#### Problem requirements:
All lines in the data bearing the string "jobs" should be identified and copied.

◆ ◆ ◆ ◆ ◆ ◆ ◆

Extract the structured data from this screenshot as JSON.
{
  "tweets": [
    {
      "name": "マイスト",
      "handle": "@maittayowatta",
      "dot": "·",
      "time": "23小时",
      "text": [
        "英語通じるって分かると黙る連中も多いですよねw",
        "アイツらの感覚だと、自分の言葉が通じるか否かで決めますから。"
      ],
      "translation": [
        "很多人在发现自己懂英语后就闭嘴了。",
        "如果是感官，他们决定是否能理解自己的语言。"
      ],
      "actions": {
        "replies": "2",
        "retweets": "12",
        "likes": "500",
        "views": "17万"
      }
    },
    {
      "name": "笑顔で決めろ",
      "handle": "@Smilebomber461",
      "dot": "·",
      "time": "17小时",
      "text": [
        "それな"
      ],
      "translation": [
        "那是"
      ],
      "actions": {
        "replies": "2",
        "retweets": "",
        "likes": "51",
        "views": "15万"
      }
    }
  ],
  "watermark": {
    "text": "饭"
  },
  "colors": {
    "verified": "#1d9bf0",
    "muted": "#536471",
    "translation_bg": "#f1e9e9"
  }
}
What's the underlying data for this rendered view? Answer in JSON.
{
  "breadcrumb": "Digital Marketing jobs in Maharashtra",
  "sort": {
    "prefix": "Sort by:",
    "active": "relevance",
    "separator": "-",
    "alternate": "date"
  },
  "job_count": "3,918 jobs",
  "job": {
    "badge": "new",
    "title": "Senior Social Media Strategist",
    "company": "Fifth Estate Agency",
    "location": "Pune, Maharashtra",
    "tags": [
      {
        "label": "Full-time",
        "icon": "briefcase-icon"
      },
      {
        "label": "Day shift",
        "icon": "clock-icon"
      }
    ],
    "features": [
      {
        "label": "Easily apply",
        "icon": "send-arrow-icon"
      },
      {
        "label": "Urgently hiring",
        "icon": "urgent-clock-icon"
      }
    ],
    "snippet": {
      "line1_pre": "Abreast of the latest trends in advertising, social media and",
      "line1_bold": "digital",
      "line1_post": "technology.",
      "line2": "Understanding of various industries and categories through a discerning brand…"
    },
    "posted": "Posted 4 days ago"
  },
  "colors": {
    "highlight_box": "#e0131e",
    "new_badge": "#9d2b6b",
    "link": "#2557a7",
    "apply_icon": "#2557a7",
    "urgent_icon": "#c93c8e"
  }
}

◆ ◆ ◆ ◆ ◆ ◆ ◆

#### Final answer:
  "breadcrumb": "Digital Marketing jobs in Maharashtra",
  "job_count": "3,918 jobs",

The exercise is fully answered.